Stored data:
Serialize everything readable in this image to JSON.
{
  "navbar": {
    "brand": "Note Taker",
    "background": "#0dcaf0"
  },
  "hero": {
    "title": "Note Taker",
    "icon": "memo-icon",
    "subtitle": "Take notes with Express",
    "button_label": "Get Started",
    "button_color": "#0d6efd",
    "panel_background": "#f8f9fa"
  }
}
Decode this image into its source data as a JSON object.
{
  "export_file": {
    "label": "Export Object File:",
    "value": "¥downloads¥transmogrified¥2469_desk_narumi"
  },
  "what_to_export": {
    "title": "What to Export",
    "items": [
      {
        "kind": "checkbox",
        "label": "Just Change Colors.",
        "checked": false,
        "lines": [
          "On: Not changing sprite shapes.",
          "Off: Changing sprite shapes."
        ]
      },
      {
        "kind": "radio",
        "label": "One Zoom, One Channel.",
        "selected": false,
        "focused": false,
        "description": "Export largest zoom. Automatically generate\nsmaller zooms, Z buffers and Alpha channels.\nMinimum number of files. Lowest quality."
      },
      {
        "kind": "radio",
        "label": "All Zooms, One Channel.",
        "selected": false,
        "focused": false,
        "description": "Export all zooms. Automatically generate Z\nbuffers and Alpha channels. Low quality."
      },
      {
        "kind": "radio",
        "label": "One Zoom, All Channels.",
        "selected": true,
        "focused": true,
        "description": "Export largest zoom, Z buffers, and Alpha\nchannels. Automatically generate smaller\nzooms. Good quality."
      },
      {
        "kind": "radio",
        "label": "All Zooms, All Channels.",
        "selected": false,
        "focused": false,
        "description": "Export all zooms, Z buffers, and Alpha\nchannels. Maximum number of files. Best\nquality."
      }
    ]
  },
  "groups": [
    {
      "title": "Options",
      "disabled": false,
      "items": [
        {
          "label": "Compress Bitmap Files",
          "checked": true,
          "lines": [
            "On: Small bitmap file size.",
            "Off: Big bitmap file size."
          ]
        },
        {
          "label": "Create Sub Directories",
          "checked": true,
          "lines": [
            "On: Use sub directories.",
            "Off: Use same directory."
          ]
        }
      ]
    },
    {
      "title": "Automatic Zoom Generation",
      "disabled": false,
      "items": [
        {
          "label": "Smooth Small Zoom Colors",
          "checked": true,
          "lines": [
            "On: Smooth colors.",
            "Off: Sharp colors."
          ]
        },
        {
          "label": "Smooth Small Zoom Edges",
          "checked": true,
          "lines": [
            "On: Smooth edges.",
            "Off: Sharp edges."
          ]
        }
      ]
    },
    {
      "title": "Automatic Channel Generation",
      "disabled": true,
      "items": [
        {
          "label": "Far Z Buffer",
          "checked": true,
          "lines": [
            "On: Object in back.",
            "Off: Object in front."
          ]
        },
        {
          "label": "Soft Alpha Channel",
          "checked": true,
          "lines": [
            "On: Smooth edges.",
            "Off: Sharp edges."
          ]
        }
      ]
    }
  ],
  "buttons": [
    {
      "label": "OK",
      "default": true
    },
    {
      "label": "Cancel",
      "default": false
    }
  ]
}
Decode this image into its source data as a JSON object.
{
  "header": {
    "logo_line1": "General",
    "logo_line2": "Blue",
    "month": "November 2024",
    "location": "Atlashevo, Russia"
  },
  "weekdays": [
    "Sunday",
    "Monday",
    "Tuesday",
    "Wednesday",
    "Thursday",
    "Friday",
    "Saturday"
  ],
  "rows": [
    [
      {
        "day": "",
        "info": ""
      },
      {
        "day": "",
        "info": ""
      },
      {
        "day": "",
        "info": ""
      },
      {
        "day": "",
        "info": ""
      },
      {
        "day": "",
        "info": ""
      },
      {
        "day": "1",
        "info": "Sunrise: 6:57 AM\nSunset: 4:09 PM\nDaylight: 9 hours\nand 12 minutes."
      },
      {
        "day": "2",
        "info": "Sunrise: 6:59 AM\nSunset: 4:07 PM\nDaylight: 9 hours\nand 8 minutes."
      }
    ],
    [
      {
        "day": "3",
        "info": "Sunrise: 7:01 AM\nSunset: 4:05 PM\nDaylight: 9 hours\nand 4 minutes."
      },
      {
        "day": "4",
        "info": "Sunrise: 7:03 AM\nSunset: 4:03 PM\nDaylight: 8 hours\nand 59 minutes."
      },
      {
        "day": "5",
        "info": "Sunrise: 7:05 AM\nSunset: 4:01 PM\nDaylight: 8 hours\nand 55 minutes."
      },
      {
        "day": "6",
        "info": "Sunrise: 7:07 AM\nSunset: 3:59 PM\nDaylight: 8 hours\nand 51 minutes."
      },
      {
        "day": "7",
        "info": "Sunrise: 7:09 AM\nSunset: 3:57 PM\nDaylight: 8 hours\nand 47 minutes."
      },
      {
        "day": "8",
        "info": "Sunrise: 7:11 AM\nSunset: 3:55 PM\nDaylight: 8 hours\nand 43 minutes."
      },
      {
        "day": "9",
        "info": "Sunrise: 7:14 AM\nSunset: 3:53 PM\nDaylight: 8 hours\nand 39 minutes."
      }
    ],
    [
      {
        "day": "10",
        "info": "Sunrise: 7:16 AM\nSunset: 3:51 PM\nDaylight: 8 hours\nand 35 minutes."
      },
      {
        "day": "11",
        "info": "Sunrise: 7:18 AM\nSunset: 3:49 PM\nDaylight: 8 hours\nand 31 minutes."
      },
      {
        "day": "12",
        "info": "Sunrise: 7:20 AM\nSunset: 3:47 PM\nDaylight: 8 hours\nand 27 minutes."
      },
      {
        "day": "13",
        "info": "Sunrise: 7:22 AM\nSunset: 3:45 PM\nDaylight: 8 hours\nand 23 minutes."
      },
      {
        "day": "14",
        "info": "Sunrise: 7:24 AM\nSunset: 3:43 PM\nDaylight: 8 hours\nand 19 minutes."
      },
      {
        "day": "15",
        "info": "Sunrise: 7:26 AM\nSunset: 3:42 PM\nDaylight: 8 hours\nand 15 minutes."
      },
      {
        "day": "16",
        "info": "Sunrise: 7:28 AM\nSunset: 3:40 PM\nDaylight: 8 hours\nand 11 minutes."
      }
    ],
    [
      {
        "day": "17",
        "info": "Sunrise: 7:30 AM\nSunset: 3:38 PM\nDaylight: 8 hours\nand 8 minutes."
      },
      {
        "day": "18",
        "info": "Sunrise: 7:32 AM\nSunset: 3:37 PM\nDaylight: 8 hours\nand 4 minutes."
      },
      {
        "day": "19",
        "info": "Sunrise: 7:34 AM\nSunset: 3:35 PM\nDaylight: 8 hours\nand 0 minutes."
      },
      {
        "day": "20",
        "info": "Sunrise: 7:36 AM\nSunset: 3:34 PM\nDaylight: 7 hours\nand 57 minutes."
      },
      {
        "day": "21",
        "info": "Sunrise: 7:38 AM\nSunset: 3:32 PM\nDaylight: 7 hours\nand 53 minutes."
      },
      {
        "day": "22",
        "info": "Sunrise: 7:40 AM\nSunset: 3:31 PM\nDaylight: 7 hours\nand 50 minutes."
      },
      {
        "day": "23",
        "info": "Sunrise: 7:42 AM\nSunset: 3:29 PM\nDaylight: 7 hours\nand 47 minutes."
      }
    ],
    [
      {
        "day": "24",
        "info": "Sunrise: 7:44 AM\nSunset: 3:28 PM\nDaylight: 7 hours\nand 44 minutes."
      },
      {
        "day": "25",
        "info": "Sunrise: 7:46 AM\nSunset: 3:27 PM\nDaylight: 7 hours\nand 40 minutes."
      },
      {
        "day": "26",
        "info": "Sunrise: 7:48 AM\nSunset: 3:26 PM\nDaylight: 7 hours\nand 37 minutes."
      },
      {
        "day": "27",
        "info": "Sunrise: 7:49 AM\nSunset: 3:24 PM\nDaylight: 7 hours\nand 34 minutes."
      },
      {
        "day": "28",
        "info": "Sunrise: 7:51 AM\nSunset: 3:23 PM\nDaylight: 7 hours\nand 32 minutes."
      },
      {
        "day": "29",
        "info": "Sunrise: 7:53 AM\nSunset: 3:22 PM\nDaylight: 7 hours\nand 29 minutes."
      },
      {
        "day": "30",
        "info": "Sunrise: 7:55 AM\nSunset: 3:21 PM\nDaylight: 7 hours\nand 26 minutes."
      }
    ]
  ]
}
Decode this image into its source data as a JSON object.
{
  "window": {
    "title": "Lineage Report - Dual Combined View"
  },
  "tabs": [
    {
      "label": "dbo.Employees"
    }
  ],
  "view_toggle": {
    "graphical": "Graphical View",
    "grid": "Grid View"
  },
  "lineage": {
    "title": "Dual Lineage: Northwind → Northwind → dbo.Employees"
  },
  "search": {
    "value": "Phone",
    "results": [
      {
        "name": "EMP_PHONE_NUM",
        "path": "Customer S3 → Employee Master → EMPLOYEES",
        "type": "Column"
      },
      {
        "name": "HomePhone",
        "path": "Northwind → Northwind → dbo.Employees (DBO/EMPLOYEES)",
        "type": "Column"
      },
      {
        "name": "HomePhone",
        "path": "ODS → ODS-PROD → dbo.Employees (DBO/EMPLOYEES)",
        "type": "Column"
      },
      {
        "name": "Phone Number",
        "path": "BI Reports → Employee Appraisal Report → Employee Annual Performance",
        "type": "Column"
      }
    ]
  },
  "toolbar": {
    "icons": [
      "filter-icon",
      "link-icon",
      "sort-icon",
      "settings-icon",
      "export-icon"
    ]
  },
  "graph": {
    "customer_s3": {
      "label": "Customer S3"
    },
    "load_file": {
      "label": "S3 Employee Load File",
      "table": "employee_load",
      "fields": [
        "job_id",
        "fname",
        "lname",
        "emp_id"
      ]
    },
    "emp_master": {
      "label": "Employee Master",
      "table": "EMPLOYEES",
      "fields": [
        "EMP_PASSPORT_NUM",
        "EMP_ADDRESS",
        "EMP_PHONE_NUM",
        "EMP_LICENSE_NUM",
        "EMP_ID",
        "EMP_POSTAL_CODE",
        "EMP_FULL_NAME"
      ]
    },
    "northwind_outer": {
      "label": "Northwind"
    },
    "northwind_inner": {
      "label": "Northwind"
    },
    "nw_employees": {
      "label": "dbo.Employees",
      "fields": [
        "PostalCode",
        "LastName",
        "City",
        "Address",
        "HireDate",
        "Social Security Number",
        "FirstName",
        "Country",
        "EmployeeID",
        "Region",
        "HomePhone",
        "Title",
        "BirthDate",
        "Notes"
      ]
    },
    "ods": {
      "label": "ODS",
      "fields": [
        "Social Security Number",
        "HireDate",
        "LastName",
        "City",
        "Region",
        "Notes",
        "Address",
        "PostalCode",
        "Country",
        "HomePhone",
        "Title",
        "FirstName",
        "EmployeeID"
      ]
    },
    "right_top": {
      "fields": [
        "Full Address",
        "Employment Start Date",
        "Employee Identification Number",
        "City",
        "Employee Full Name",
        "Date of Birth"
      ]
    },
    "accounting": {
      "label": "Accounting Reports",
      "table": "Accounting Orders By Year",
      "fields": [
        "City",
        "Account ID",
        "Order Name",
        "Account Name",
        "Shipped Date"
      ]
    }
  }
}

## Required task
Pick out every line of the listing containing the word "size", and show those lines.

## Exercise result
            "On: Small bitmap file size.",
            "Off: Big bitmap file size."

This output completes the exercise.